→ **WRITTEN EXERCISE**
Identify each line containing the word "варианта" and copy it.

--- START OF EXTRACTED RECORDS ---

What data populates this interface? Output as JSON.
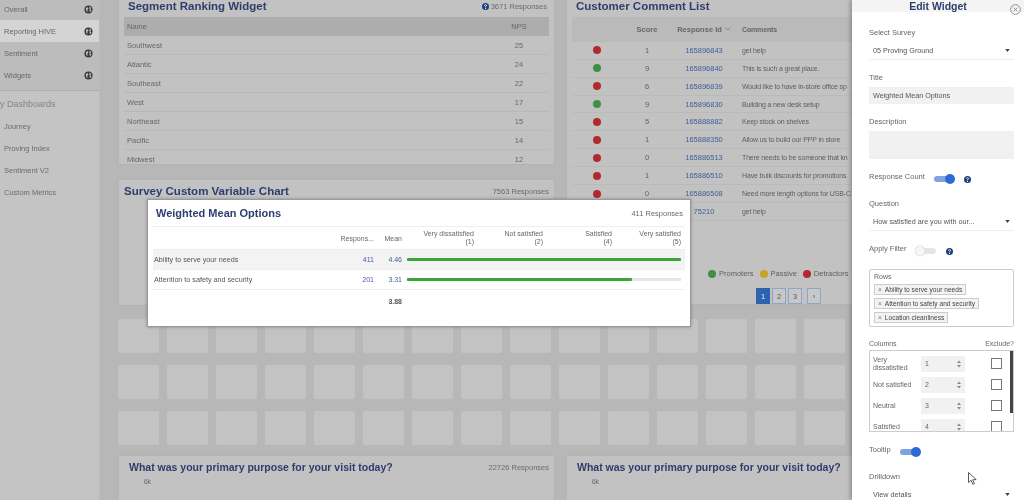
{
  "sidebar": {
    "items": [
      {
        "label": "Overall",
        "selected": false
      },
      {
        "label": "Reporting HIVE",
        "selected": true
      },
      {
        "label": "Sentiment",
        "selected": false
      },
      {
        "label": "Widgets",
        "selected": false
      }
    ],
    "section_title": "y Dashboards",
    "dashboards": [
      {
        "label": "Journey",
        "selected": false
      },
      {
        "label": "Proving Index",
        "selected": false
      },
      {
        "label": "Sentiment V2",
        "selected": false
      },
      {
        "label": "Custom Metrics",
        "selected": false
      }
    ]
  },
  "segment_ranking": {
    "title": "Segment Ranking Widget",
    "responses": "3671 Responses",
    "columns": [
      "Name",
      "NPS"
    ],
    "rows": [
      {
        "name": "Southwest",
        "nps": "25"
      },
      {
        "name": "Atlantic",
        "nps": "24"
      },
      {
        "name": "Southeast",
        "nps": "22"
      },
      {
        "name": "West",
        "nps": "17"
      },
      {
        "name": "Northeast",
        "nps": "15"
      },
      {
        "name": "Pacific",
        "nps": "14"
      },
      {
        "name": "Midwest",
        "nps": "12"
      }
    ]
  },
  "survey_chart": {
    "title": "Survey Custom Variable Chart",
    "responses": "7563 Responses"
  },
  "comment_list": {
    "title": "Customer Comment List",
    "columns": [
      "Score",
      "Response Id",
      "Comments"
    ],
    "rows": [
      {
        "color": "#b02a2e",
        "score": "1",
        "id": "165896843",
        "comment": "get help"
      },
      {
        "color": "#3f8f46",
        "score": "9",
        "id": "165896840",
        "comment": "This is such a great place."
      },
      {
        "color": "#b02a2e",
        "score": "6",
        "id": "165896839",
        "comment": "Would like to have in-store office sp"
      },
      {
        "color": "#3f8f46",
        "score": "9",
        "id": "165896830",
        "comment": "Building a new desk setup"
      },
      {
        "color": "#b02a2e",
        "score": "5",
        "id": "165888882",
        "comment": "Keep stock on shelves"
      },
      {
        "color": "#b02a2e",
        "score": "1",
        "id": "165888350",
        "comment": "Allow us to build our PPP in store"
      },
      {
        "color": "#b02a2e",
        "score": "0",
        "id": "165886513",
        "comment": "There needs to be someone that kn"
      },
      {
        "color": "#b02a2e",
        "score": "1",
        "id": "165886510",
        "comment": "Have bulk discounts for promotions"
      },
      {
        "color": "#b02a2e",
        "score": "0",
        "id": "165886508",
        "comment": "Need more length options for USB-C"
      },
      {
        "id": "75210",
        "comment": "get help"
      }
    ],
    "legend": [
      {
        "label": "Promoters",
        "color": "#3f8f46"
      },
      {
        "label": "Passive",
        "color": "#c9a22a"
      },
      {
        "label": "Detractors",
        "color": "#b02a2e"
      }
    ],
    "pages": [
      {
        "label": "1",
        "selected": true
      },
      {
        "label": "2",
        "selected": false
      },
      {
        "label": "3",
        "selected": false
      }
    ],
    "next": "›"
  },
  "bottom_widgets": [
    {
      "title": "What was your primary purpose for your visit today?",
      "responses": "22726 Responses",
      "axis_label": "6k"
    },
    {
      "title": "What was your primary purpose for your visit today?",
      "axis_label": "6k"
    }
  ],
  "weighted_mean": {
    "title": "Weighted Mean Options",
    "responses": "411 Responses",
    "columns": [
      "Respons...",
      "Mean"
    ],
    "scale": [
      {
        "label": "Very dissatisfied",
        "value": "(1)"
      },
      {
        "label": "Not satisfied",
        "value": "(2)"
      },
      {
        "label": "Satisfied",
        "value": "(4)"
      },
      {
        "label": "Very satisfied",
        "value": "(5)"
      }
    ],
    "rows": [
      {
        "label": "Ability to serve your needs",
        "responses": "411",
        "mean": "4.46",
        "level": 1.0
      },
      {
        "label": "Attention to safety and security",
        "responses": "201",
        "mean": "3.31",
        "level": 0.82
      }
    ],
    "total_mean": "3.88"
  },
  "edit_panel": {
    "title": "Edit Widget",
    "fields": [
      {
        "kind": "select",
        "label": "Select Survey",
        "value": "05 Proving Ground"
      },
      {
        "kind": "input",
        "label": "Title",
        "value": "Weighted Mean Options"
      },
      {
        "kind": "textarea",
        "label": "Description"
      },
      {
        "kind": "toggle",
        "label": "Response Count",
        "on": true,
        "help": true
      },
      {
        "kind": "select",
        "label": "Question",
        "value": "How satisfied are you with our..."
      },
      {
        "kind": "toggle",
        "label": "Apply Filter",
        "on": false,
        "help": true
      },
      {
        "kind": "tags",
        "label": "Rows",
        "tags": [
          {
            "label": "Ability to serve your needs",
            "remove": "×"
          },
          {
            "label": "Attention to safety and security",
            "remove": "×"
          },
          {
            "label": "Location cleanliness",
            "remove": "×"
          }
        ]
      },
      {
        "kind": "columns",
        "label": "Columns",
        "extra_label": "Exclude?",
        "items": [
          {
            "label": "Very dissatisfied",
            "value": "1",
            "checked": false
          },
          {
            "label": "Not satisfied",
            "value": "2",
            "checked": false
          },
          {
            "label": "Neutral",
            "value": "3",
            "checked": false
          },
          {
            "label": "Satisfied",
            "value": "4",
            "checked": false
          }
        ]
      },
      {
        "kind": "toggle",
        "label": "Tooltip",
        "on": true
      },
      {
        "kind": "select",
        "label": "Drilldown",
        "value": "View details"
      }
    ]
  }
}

--- END OF EXTRACTED RECORDS ---
--- START OF EXTRACTED RECORDS ---

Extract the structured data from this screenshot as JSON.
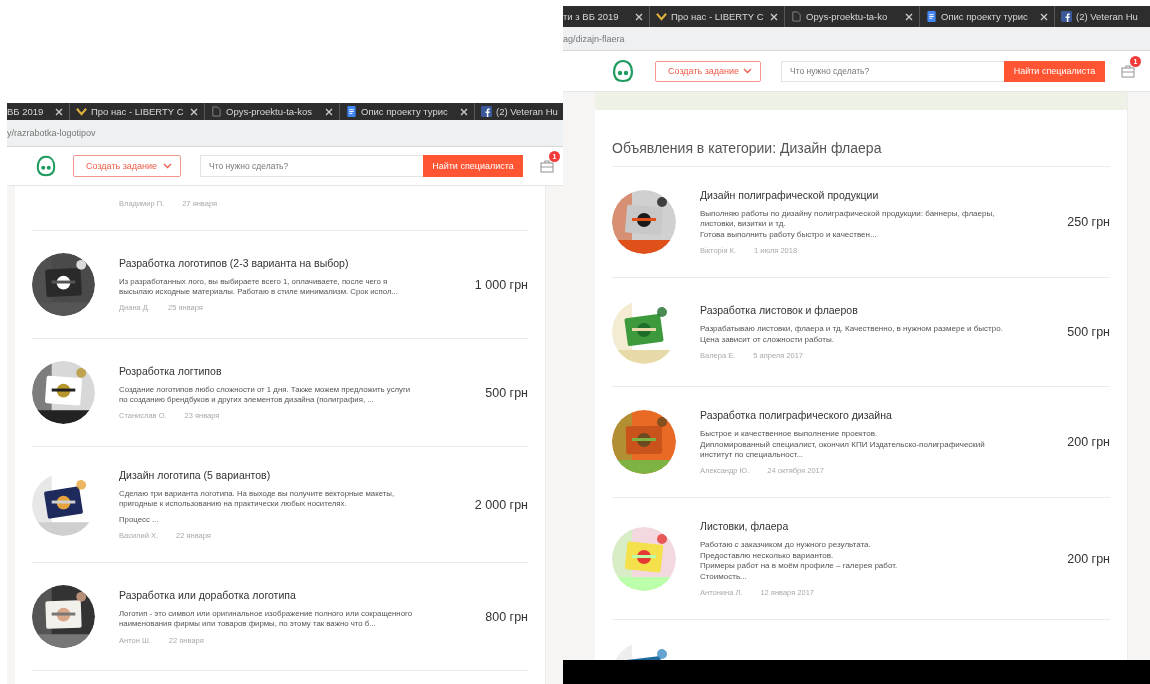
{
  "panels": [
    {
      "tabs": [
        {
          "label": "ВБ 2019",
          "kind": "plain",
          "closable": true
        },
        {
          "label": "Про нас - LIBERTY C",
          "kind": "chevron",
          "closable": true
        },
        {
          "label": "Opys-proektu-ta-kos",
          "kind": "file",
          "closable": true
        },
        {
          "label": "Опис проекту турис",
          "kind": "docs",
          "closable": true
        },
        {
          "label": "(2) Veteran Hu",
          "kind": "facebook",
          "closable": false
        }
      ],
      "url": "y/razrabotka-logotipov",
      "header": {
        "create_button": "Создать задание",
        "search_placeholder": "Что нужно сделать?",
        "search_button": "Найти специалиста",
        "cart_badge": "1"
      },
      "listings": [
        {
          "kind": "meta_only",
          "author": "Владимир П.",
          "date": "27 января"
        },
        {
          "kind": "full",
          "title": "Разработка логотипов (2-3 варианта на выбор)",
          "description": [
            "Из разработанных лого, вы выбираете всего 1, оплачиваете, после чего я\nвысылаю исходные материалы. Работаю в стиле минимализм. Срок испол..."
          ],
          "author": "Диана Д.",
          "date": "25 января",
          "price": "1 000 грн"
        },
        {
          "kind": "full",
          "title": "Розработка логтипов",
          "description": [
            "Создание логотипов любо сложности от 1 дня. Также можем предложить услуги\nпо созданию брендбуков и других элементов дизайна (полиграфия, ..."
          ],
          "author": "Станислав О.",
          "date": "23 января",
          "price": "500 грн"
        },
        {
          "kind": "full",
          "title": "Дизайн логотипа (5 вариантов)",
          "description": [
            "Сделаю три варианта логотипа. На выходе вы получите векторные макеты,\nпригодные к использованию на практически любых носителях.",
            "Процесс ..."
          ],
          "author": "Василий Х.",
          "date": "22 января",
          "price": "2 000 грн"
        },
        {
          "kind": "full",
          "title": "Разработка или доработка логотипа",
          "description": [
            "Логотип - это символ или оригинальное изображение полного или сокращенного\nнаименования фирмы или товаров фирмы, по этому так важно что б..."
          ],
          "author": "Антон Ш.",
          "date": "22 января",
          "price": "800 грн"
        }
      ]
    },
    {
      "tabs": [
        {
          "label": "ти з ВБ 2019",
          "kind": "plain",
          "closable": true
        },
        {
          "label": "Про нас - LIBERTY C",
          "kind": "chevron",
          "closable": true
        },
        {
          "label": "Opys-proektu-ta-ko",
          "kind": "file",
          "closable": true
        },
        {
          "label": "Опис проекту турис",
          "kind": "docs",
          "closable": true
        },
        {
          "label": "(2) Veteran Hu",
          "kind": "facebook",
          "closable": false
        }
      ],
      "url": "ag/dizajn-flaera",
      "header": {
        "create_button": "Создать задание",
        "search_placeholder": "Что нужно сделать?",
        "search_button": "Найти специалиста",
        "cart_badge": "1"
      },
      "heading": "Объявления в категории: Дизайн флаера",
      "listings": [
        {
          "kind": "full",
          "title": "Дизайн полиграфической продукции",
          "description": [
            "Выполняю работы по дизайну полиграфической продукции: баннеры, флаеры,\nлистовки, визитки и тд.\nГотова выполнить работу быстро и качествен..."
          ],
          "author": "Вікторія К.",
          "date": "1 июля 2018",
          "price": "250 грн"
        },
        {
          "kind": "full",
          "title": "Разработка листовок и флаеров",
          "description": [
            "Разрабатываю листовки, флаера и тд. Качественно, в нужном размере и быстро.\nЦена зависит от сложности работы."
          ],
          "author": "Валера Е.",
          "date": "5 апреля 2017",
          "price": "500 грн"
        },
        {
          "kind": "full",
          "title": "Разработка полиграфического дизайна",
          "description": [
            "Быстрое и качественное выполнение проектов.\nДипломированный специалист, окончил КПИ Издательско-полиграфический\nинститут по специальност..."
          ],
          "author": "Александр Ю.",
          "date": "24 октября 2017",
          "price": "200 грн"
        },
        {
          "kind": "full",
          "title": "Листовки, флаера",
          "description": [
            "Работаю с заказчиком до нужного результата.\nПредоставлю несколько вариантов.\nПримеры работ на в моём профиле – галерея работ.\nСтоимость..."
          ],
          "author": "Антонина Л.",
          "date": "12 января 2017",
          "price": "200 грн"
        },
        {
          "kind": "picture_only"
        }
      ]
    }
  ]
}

--- END OF EXTRACTED RECORDS ---

→ **WRITTEN ANSWER**
          "title": "Разработка логотипов (2-3 варианта на выбор)",
            "Сделаю три варианта логотипа. На выходе вы получите векторные макеты,\nпригодные к использованию на практически любых носителях.",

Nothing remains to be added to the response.